▶ EXCERPTED PASSAGE
****************************************

There are three types of states in metal surfaces and clusters: bulk, surface and plasmons. Plasmon states are localized away from atoms, and couple to atomic vibrations weekly. Thus, electron-vibrational relaxation of plasmonic excitations is relatively slow.
Z. Guo, W.-Z. Liang, O. V. Prezhdo, “Ab initio study of phonon-induced dephasing of plasmon excitations in silver quantum dots”, Phys. Rev. B, 81, 125415 (2010).
Plasmonic excitations are particularly strong on sharp features of metal surfaces and clusters. These places have unsaturated chemical bonds and are chemically active, facilitating catalytic events. Chemically undercoordinated metal atoms can undergo slow fluctuations, creating additional unsaturated bonds, making them even more chemically active, and supporting longer lived electronic excitations.
W. Chu, W. A. Saidi, O. V. Prezhdo, “Long-Lived Hot Electron in a Metallic Particle for Plasmonics and Catalysis: Ab Initio Nonadiabatic Molecular Dynamics with Machine Learning”, ACS Nano, 14, 10608 (2020).

****************************************

▶ SUPPLIED DATA
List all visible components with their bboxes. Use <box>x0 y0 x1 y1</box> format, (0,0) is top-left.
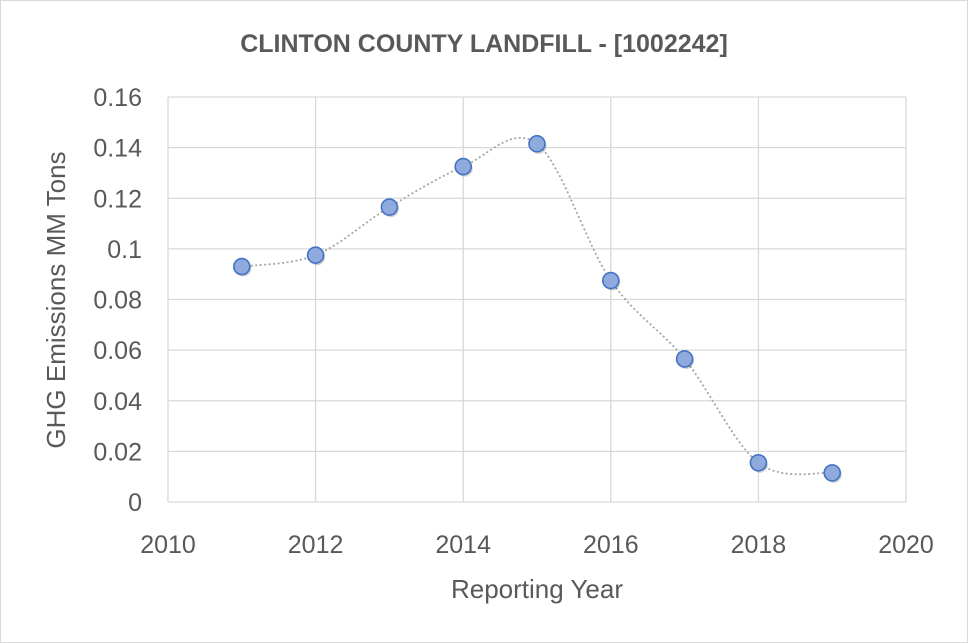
data-point-2014 <box>454 157 473 176</box>
series-line <box>241 136 833 476</box>
data-point-2017 <box>675 350 694 368</box>
data-point-2019 <box>823 464 842 482</box>
chart-title: CLINTON COUNTY LANDFILL - [1002242] <box>240 30 728 58</box>
x-axis-title: Reporting Year <box>451 574 623 604</box>
y-axis-ticks: 0 0.02 0.04 0.06 0.08 0.1 0.12 0.14 0.16 <box>93 84 142 517</box>
x-tick-label: 2016 <box>583 531 639 559</box>
series-points <box>233 135 842 483</box>
data-point-2013 <box>380 198 399 216</box>
gridlines <box>167 96 907 503</box>
y-tick-label: 0.12 <box>93 185 142 213</box>
x-axis-ticks: 2010 2012 2014 2016 2018 2020 <box>140 531 934 559</box>
x-tick-label: 2018 <box>731 531 787 559</box>
data-point-2012 <box>306 246 325 265</box>
y-axis-title: GHG Emissions MM Tons <box>41 151 71 448</box>
data-point-2011 <box>233 257 251 276</box>
y-tick-label: 0.16 <box>93 84 142 112</box>
data-point-2016 <box>601 271 620 290</box>
x-tick-label: 2020 <box>878 531 934 559</box>
y-tick-label: 0.14 <box>93 135 142 163</box>
x-tick-label: 2012 <box>288 531 344 559</box>
data-point-2018 <box>749 453 768 472</box>
data-point-2015 <box>528 135 546 153</box>
y-tick-label: 0.08 <box>93 287 142 315</box>
y-tick-label: 0.06 <box>93 337 142 365</box>
x-tick-label: 2014 <box>435 531 491 559</box>
y-tick-label: 0 <box>128 489 142 517</box>
x-tick-label: 2010 <box>140 531 196 559</box>
y-tick-label: 0.1 <box>107 236 142 264</box>
y-tick-label: 0.04 <box>93 388 142 416</box>
y-tick-label: 0.02 <box>93 438 142 466</box>
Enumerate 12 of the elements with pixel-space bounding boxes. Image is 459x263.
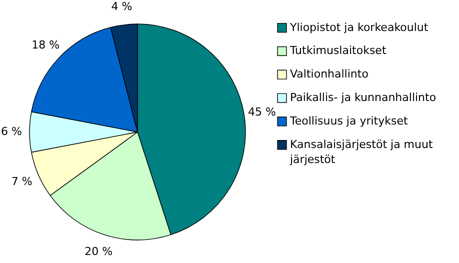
data-label: 18 % <box>32 38 60 52</box>
legend-label: Tutkimuslaitokset <box>289 44 387 58</box>
legend-label: Valtionhallinto <box>290 68 369 81</box>
data-label: 45 % <box>248 105 276 118</box>
legend-label: Kansalaisjärjestöt ja muut järjestöt <box>289 138 434 166</box>
data-label: 6 % <box>1 125 22 138</box>
data-label: 4 % <box>111 0 132 13</box>
legend-label: Teollisuus ja yritykset <box>289 114 408 128</box>
data-label: 7 % <box>11 175 32 188</box>
data-label: 20 % <box>84 244 113 258</box>
legend-label: Yliopistot ja korkeakoulut <box>289 20 429 34</box>
legend-label: Paikallis- ja kunnanhallinto <box>290 91 436 104</box>
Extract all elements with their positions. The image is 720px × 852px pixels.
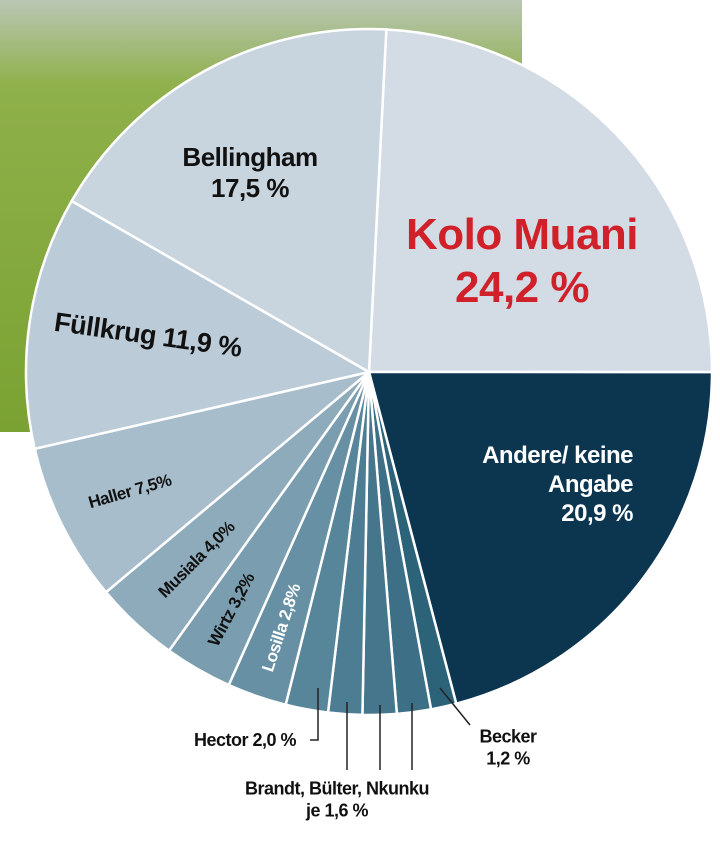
pie-slice [69, 27, 388, 375]
category-label: Becker [479, 726, 537, 747]
pie-slice [367, 28, 714, 374]
annotation-label: Brandt, Bülter, Nkunku [244, 778, 430, 799]
value-label: 2,0 % [252, 730, 297, 751]
pie-slice [33, 370, 370, 594]
value-label: 1,2 % [486, 748, 530, 768]
pie [24, 27, 714, 717]
leader-line [310, 688, 319, 741]
slice-label: Andere/ keine Angabe 20,9 % [463, 442, 633, 528]
pie-slice [367, 370, 714, 706]
leader-lines [310, 687, 471, 770]
slice-label: Bellingham 17,5 % [182, 141, 318, 204]
category-label: Bellingham [182, 141, 318, 172]
annotation: Brandt, Bülter, Nkunku je 1,6 % [244, 778, 430, 821]
value-label: 17,5 % [211, 173, 289, 203]
value-label: 24,2 % [455, 263, 589, 312]
slice-label: Hector 2,0 % [193, 730, 297, 752]
category-label: Kolo Muani [405, 210, 639, 260]
slice-label: Kolo Muani 24,2 % [405, 209, 639, 315]
category-label: Andere/ keine Angabe [482, 441, 633, 498]
slice-label: Becker 1,2 % [479, 726, 537, 769]
pie-slice [24, 199, 373, 451]
category-label: Hector [193, 730, 249, 751]
leader-line [439, 687, 471, 726]
value-label: 20,9 % [561, 499, 633, 527]
annotation-value: je 1,6 % [305, 800, 369, 820]
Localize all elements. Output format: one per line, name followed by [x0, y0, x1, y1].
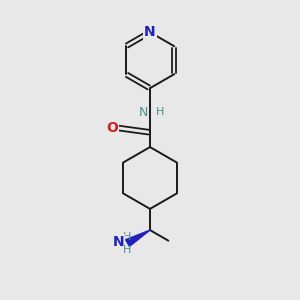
Text: H: H — [123, 244, 132, 254]
Text: N: N — [113, 235, 124, 249]
Text: H: H — [123, 232, 132, 242]
Text: N: N — [139, 106, 148, 119]
Text: H: H — [156, 107, 164, 117]
Text: O: O — [106, 121, 118, 135]
Polygon shape — [126, 230, 150, 246]
Text: N: N — [144, 25, 156, 39]
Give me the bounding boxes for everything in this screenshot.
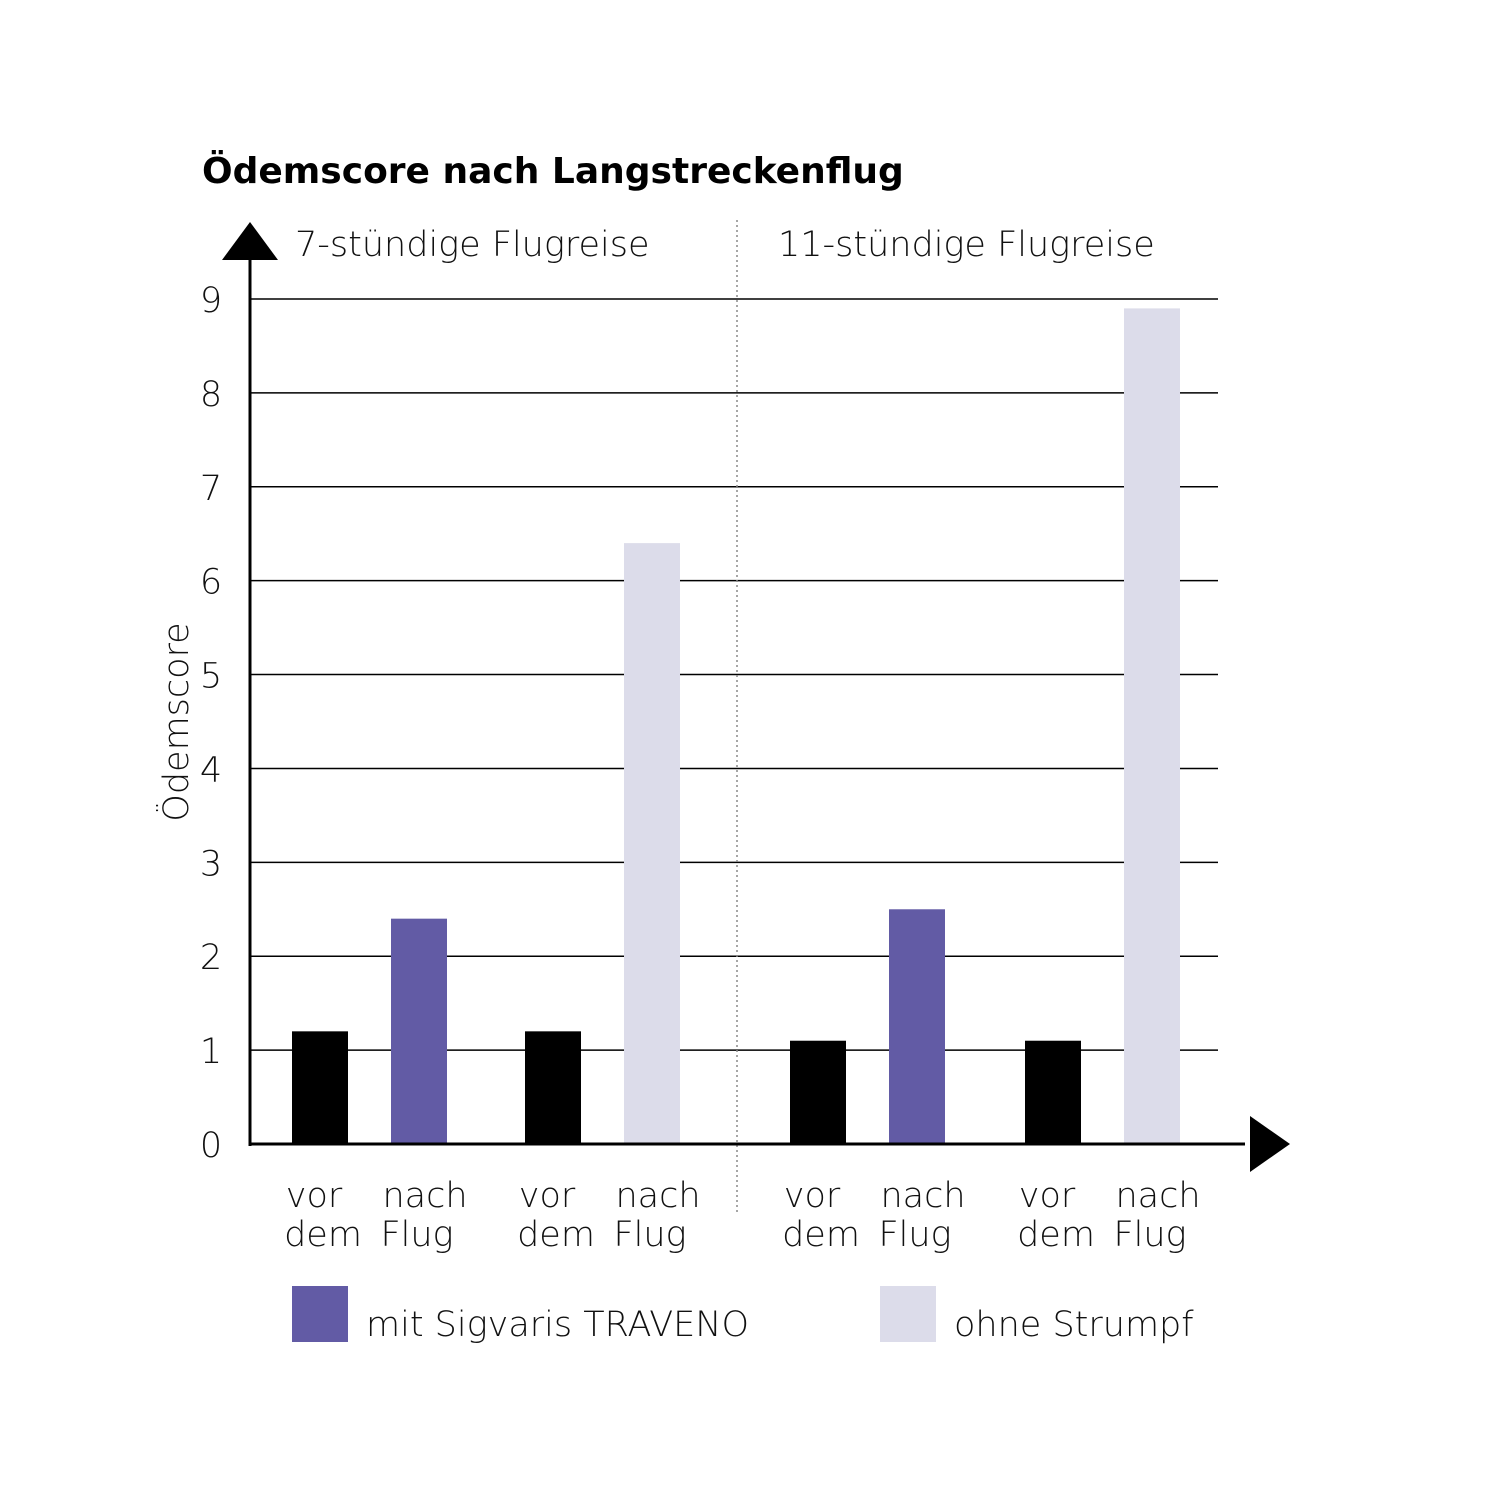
x-label-top: nach: [615, 1176, 700, 1216]
legend-swatch-traveno: [292, 1286, 348, 1342]
x-label-top: nach: [880, 1176, 965, 1216]
y-tick-label: 8: [200, 375, 222, 415]
legend-swatch-ohne: [880, 1286, 936, 1342]
x-axis-arrow-icon: [1250, 1116, 1290, 1172]
x-label-bottom: Flug: [613, 1215, 686, 1255]
x-label-bottom: dem: [517, 1215, 595, 1255]
y-tick-label: 4: [200, 750, 222, 790]
x-label-top: vor: [286, 1176, 343, 1216]
x-label-bottom: Flug: [380, 1215, 453, 1255]
x-label-bottom: Flug: [878, 1215, 951, 1255]
group-label-7h: 7-stündige Flugreise: [295, 225, 650, 265]
bar: [624, 543, 680, 1144]
bar: [1025, 1040, 1081, 1144]
y-tick-label: 3: [200, 844, 222, 884]
legend-label-ohne: ohne Strumpf: [954, 1305, 1194, 1345]
bar: [790, 1040, 846, 1144]
x-label-top: vor: [784, 1176, 841, 1216]
bar: [889, 909, 945, 1144]
group-label-11h: 11-stündige Flugreise: [778, 225, 1155, 265]
y-axis-label: Ödemscore: [155, 622, 197, 821]
bar: [1124, 308, 1180, 1144]
y-tick-label: 6: [200, 563, 222, 603]
x-label-bottom: dem: [1017, 1215, 1095, 1255]
bar: [525, 1031, 581, 1144]
legend-label-traveno: mit Sigvaris TRAVENO: [366, 1305, 749, 1345]
chart-title: Ödemscore nach Langstreckenflug: [202, 150, 904, 192]
x-label-top: vor: [1019, 1176, 1076, 1216]
bar: [292, 1031, 348, 1144]
y-tick-label: 2: [200, 938, 222, 978]
y-tick-label: 1: [200, 1032, 222, 1072]
x-label-top: vor: [519, 1176, 576, 1216]
y-tick-label: 7: [200, 469, 222, 509]
x-label-bottom: dem: [284, 1215, 362, 1255]
y-tick-label: 9: [200, 281, 222, 321]
x-label-top: nach: [1115, 1176, 1200, 1216]
y-tick-label: 0: [200, 1126, 222, 1166]
x-label-bottom: dem: [782, 1215, 860, 1255]
y-axis-arrow-icon: [222, 222, 278, 260]
x-label-bottom: Flug: [1113, 1215, 1186, 1255]
x-label-top: nach: [382, 1176, 467, 1216]
bar: [391, 918, 447, 1144]
y-tick-label: 5: [200, 657, 222, 697]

****************************************

▶ INSTRUCTION 1
From the listing, copy the lines starting with the one that contains "x-label-top: nach: [615, 1176, 700, 1216]" and going on through the one that contains "x-label-top: vor: [286, 1176, 343, 1216]", both included.
▶ INSTRUCTION 2
Continue the text on plasmonic excitations in metal surfaces and clusters from its last sentence.

▶ WRITTEN REPLY 1
x-label-top: nach: [615, 1176, 700, 1216]
legend-swatch-traveno: [292, 1286, 348, 1342]
x-label-top: nach: [880, 1176, 965, 1216]
y-tick-label: 8: [200, 375, 222, 415]
legend-swatch-ohne: [880, 1286, 936, 1342]
x-axis-arrow-icon: [1250, 1116, 1290, 1172]
x-label-bottom: Flug: [613, 1215, 686, 1255]
x-label-bottom: dem: [517, 1215, 595, 1255]
y-tick-label: 4: [200, 750, 222, 790]
x-label-top: vor: [286, 1176, 343, 1216]

▶ WRITTEN REPLY 2
Strong interfacial interactions at metal/semiconductor or metal/molecule interfaces can give rise to hybrid plasmon/charge-transfer excitations. This creates an opportunity for plasmonic excitation to generate chemically active charge carriers and avoid rapid charge relaxation and electron-hole annihilation typical of metals.
Z. S. Zhang, L. H. Liu, W. H. Fang, R. Long, M. V. Tokina, O. V. Prezhdo, “Plasmon-mediated electron injection from Au nanorods into MoS2: traditional versus photoexcitation mechanism”, Chem, 4, 1112-1127 (2018).
R. Long, O. V. Prezhdo “Instantaneous generation of charge-separated state on TiO2 surface sensitized with plasmonic nanoparticles”, J. Am. Chem. Soc., 136, 4343 (2014).
Plasmonic excitations can extend by a nanometer into vacuum, providing efficient channels for charge and energy transfer.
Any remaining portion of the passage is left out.